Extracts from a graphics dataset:
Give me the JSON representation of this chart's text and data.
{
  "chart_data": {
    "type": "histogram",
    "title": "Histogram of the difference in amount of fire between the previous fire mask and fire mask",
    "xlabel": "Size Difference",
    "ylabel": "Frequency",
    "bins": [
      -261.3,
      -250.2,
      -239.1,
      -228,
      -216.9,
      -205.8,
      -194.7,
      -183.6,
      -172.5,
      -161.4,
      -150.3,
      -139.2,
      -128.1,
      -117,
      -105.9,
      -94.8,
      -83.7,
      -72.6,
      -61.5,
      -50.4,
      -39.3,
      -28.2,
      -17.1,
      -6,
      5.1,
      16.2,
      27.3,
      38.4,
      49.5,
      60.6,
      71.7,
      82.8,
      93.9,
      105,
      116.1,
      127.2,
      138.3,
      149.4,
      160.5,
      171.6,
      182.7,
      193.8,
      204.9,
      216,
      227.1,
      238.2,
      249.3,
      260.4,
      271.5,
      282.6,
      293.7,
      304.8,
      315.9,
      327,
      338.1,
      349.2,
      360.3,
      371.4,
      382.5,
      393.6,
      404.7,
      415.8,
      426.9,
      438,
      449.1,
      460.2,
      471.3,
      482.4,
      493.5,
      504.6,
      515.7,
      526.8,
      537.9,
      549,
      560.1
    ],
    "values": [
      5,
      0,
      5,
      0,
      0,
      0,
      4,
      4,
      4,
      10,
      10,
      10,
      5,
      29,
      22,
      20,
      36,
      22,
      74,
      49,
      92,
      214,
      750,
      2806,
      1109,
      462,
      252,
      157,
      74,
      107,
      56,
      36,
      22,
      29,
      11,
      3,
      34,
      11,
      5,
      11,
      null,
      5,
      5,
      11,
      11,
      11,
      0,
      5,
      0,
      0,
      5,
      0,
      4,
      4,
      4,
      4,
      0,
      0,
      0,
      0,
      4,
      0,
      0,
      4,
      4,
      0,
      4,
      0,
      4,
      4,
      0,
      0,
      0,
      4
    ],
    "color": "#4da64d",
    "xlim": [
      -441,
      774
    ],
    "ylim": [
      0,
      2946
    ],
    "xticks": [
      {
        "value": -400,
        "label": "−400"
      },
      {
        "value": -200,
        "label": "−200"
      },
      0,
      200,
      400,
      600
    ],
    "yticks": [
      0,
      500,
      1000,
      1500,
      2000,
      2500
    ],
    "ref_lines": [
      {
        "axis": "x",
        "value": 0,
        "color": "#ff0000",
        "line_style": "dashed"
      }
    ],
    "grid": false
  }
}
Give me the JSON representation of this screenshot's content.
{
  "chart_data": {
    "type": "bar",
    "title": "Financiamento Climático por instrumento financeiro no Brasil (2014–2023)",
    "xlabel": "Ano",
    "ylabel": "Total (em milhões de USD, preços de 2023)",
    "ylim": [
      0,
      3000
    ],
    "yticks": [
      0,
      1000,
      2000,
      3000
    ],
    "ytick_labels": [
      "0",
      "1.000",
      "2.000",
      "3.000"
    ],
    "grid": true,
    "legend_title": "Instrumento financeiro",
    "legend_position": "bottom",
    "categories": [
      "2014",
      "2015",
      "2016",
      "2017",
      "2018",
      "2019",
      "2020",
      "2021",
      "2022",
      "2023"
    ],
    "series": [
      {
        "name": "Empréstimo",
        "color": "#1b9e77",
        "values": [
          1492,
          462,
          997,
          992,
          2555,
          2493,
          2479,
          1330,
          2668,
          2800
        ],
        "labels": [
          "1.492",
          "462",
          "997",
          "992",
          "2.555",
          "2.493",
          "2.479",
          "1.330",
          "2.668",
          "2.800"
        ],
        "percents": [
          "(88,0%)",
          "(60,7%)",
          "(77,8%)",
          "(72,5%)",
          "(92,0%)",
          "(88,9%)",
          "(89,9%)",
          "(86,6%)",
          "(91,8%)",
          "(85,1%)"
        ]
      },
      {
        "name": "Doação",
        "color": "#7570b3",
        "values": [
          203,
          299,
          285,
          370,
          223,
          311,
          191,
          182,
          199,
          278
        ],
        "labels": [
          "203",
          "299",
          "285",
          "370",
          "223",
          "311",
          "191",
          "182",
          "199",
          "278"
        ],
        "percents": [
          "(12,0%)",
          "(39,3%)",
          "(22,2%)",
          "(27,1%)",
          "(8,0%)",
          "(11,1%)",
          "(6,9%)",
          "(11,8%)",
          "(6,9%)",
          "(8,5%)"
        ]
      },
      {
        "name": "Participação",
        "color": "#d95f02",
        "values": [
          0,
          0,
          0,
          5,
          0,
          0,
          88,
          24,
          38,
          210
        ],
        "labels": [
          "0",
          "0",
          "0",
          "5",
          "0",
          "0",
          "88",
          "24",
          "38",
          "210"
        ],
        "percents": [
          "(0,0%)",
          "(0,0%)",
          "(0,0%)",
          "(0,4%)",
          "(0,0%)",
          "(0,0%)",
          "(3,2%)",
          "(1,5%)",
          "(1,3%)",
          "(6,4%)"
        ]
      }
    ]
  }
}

**PROBLEM TO SOLVE**
Return each entry from above without altering a single character.

**THE OUTPUT**
Give me the JSON representation of this chart's text and data.
{
  "chart_data": {
    "type": "histogram",
    "title": "Histogram of the difference in amount of fire between the previous fire mask and fire mask",
    "xlabel": "Size Difference",
    "ylabel": "Frequency",
    "bins": [
      -261.3,
      -250.2,
      -239.1,
      -228,
      -216.9,
      -205.8,
      -194.7,
      -183.6,
      -172.5,
      -161.4,
      -150.3,
      -139.2,
      -128.1,
      -117,
      -105.9,
      -94.8,
      -83.7,
      -72.6,
      -61.5,
      -50.4,
      -39.3,
      -28.2,
      -17.1,
      -6,
      5.1,
      16.2,
      27.3,
      38.4,
      49.5,
      60.6,
      71.7,
      82.8,
      93.9,
      105,
      116.1,
      127.2,
      138.3,
      149.4,
      160.5,
      171.6,
      182.7,
      193.8,
      204.9,
      216,
      227.1,
      238.2,
      249.3,
      260.4,
      271.5,
      282.6,
      293.7,
      304.8,
      315.9,
      327,
      338.1,
      349.2,
      360.3,
      371.4,
      382.5,
      393.6,
      404.7,
      415.8,
      426.9,
      438,
      449.1,
      460.2,
      471.3,
      482.4,
      493.5,
      504.6,
      515.7,
      526.8,
      537.9,
      549,
      560.1
    ],
    "values": [
      5,
      0,
      5,
      0,
      0,
      0,
      4,
      4,
      4,
      10,
      10,
      10,
      5,
      29,
      22,
      20,
      36,
      22,
      74,
      49,
      92,
      214,
      750,
      2806,
      1109,
      462,
      252,
      157,
      74,
      107,
      56,
      36,
      22,
      29,
      11,
      3,
      34,
      11,
      5,
      11,
      null,
      5,
      5,
      11,
      11,
      11,
      0,
      5,
      0,
      0,
      5,
      0,
      4,
      4,
      4,
      4,
      0,
      0,
      0,
      0,
      4,
      0,
      0,
      4,
      4,
      0,
      4,
      0,
      4,
      4,
      0,
      0,
      0,
      4
    ],
    "color": "#4da64d",
    "xlim": [
      -441,
      774
    ],
    "ylim": [
      0,
      2946
    ],
    "xticks": [
      {
        "value": -400,
        "label": "−400"
      },
      {
        "value": -200,
        "label": "−200"
      },
      0,
      200,
      400,
      600
    ],
    "yticks": [
      0,
      500,
      1000,
      1500,
      2000,
      2500
    ],
    "ref_lines": [
      {
        "axis": "x",
        "value": 0,
        "color": "#ff0000",
        "line_style": "dashed"
      }
    ],
    "grid": false
  }
}
Give me the JSON representation of this screenshot's content.
{
  "chart_data": {
    "type": "bar",
    "title": "Financiamento Climático por instrumento financeiro no Brasil (2014–2023)",
    "xlabel": "Ano",
    "ylabel": "Total (em milhões de USD, preços de 2023)",
    "ylim": [
      0,
      3000
    ],
    "yticks": [
      0,
      1000,
      2000,
      3000
    ],
    "ytick_labels": [
      "0",
      "1.000",
      "2.000",
      "3.000"
    ],
    "grid": true,
    "legend_title": "Instrumento financeiro",
    "legend_position": "bottom",
    "categories": [
      "2014",
      "2015",
      "2016",
      "2017",
      "2018",
      "2019",
      "2020",
      "2021",
      "2022",
      "2023"
    ],
    "series": [
      {
        "name": "Empréstimo",
        "color": "#1b9e77",
        "values": [
          1492,
          462,
          997,
          992,
          2555,
          2493,
          2479,
          1330,
          2668,
          2800
        ],
        "labels": [
          "1.492",
          "462",
          "997",
          "992",
          "2.555",
          "2.493",
          "2.479",
          "1.330",
          "2.668",
          "2.800"
        ],
        "percents": [
          "(88,0%)",
          "(60,7%)",
          "(77,8%)",
          "(72,5%)",
          "(92,0%)",
          "(88,9%)",
          "(89,9%)",
          "(86,6%)",
          "(91,8%)",
          "(85,1%)"
        ]
      },
      {
        "name": "Doação",
        "color": "#7570b3",
        "values": [
          203,
          299,
          285,
          370,
          223,
          311,
          191,
          182,
          199,
          278
        ],
        "labels": [
          "203",
          "299",
          "285",
          "370",
          "223",
          "311",
          "191",
          "182",
          "199",
          "278"
        ],
        "percents": [
          "(12,0%)",
          "(39,3%)",
          "(22,2%)",
          "(27,1%)",
          "(8,0%)",
          "(11,1%)",
          "(6,9%)",
          "(11,8%)",
          "(6,9%)",
          "(8,5%)"
        ]
      },
      {
        "name": "Participação",
        "color": "#d95f02",
        "values": [
          0,
          0,
          0,
          5,
          0,
          0,
          88,
          24,
          38,
          210
        ],
        "labels": [
          "0",
          "0",
          "0",
          "5",
          "0",
          "0",
          "88",
          "24",
          "38",
          "210"
        ],
        "percents": [
          "(0,0%)",
          "(0,0%)",
          "(0,0%)",
          "(0,4%)",
          "(0,0%)",
          "(0,0%)",
          "(3,2%)",
          "(1,5%)",
          "(1,3%)",
          "(6,4%)"
        ]
      }
    ]
  }
}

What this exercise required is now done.